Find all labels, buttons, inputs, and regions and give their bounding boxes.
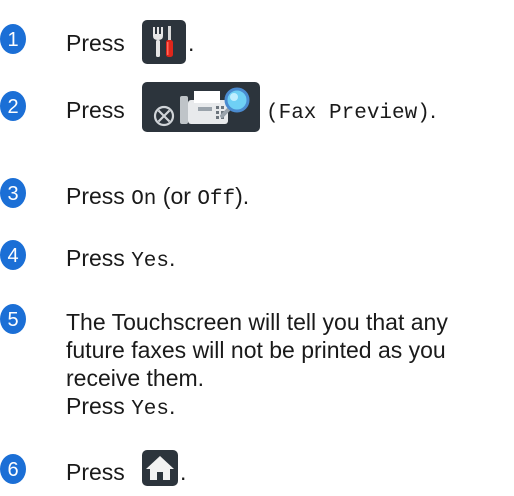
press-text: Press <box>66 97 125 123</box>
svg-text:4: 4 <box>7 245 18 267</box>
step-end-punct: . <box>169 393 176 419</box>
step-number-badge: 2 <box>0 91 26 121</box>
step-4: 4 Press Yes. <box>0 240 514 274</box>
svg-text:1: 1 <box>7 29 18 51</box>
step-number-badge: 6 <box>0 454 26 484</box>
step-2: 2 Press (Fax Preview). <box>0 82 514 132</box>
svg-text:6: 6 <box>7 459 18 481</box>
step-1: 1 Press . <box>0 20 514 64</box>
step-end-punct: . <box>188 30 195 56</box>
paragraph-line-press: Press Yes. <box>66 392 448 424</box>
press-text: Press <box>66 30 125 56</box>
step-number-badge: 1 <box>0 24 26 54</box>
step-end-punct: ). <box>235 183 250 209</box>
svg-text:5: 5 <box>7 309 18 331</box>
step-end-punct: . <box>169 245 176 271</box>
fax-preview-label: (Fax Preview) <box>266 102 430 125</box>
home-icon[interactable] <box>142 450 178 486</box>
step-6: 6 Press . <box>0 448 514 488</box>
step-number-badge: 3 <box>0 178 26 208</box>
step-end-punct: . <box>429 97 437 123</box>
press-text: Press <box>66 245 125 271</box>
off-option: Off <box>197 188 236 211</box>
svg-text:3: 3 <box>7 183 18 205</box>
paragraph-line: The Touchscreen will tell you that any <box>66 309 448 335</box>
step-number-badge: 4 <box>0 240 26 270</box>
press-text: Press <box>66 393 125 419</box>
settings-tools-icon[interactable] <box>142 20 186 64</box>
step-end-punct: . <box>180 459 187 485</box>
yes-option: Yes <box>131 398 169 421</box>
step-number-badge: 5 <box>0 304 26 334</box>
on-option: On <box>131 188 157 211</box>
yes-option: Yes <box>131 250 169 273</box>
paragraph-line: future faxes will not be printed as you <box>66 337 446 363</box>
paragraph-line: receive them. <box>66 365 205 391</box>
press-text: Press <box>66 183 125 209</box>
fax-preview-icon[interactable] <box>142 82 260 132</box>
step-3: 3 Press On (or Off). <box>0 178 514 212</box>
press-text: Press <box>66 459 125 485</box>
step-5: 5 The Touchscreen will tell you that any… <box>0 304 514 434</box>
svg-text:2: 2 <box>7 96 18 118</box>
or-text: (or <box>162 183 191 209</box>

----------

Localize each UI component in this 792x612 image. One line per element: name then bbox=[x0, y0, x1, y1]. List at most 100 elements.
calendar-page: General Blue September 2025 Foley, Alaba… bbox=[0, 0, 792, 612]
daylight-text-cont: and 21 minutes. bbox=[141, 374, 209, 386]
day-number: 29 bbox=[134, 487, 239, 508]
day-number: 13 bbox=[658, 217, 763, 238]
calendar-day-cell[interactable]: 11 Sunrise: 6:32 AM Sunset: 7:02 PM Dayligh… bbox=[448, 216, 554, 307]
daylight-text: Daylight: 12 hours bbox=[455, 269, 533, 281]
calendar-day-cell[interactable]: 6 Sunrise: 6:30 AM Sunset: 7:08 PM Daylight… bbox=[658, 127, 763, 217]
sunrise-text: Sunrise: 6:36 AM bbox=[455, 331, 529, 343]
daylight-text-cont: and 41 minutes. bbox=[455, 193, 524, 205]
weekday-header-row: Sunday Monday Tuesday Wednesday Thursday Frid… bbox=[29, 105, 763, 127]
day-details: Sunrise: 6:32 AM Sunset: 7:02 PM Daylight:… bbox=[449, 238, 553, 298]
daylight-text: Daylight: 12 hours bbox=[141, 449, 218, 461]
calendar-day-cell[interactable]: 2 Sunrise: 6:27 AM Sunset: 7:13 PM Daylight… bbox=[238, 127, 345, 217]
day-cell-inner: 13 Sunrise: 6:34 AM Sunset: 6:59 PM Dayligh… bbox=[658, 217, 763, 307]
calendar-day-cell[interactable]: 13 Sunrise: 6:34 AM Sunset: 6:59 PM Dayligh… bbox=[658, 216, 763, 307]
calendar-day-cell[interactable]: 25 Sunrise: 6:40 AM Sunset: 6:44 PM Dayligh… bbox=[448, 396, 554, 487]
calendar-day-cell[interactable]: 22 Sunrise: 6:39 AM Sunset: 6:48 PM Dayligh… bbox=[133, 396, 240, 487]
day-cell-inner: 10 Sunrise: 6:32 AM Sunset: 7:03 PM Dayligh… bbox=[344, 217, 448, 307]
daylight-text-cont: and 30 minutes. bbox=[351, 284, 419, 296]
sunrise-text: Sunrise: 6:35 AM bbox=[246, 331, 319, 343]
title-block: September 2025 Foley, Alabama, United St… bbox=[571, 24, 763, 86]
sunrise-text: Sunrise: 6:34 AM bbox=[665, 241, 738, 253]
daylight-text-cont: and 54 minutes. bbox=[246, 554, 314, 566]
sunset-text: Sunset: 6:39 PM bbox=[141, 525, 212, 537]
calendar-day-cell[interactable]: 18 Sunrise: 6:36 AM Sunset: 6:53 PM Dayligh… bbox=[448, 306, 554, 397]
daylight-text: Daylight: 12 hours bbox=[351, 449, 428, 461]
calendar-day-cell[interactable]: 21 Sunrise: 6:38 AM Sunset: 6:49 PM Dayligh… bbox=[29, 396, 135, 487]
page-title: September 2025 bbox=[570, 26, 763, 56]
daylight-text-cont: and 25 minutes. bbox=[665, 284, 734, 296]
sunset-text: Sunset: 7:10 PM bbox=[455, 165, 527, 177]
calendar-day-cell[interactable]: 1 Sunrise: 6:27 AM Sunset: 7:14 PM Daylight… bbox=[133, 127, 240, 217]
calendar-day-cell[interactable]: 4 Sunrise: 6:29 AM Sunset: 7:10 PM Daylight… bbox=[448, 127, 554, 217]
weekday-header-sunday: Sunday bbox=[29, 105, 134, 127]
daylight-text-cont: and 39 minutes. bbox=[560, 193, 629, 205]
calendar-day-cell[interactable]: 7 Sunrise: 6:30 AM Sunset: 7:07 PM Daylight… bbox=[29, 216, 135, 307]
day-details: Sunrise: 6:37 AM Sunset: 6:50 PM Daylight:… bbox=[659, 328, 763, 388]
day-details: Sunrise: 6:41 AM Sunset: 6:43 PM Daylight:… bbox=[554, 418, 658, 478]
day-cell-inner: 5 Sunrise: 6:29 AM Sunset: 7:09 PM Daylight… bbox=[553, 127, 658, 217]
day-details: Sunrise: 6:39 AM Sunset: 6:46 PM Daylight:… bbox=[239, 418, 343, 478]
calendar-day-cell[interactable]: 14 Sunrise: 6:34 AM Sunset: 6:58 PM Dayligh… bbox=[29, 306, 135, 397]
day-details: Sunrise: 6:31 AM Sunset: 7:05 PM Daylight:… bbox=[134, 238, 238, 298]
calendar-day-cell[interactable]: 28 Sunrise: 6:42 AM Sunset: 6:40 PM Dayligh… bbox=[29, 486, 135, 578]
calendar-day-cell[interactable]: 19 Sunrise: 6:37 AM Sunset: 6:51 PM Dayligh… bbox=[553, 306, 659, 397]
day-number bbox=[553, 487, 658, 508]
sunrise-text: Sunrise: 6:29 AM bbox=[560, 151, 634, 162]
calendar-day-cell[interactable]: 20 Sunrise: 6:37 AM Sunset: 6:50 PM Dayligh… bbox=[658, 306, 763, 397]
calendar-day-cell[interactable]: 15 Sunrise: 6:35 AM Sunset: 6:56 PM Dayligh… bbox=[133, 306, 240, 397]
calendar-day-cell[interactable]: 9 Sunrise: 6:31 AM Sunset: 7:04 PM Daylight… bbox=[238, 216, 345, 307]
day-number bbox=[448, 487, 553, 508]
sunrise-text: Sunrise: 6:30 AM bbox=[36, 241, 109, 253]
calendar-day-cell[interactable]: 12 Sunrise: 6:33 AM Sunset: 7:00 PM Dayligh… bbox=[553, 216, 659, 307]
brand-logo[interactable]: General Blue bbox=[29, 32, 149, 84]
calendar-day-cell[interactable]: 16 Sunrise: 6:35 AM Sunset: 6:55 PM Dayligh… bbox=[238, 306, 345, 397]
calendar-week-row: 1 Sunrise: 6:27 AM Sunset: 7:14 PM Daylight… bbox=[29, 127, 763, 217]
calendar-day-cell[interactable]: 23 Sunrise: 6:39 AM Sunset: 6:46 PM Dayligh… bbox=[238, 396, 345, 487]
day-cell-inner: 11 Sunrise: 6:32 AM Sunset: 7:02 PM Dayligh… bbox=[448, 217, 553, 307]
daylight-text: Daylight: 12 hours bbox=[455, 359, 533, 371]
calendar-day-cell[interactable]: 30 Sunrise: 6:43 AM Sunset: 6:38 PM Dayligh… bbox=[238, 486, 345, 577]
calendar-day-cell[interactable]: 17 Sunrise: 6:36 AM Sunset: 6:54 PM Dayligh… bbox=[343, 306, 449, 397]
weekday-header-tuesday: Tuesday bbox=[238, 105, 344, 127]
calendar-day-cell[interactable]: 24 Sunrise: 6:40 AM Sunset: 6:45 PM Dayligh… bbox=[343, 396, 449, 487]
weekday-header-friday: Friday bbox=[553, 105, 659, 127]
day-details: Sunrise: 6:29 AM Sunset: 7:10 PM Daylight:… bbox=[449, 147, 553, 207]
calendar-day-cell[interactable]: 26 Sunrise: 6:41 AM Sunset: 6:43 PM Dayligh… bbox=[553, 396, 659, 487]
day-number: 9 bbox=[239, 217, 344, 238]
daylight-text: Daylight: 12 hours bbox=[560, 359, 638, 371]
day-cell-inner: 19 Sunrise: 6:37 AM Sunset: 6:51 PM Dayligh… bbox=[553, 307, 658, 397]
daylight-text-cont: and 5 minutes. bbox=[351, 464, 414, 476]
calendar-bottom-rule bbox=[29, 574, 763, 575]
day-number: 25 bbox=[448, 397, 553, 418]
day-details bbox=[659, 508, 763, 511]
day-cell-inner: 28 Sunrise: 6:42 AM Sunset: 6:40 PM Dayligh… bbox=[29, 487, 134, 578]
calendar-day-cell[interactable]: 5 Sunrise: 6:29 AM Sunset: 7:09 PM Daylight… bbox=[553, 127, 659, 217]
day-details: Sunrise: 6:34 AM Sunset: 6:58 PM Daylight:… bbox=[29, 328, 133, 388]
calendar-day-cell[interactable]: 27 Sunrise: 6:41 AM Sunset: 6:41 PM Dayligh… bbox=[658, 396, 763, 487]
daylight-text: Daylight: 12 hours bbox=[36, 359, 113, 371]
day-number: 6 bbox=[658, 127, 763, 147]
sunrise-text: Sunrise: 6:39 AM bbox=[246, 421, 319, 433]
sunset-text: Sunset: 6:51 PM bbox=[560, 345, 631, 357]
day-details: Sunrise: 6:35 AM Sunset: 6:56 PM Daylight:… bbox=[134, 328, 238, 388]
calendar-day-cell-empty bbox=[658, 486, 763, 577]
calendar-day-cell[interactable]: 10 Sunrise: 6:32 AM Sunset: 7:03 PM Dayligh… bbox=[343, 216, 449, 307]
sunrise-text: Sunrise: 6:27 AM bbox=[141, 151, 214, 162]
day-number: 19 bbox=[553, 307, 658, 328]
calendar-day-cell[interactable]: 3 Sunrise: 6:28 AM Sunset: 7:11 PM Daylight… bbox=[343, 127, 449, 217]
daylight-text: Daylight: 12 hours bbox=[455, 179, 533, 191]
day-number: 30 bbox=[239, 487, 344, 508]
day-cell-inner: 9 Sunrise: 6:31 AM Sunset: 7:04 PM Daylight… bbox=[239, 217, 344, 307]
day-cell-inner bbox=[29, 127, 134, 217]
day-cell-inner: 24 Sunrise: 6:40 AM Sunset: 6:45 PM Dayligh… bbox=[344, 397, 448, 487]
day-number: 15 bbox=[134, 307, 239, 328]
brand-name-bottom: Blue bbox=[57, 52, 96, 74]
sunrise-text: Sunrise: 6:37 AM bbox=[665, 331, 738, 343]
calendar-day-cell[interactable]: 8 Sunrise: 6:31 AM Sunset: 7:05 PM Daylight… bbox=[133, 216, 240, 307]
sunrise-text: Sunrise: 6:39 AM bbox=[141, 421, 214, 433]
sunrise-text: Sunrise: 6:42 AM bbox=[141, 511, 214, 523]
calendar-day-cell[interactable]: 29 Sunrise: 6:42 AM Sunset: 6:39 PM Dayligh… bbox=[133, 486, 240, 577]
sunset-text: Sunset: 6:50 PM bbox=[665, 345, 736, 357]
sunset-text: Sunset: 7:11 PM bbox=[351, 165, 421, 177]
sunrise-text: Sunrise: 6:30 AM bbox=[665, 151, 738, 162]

----------

▶ _EXERCISE_
Pull out every line of the material above that contains the string "option", matching uppercase and lowercase exactly.

▶ _ANSWER TO THIS TASK_
off-option: Off <box>197 188 236 211</box>
yes-option: Yes <box>131 398 169 421</box>
on-option: On <box>131 188 157 211</box>
yes-option: Yes <box>131 250 169 273</box>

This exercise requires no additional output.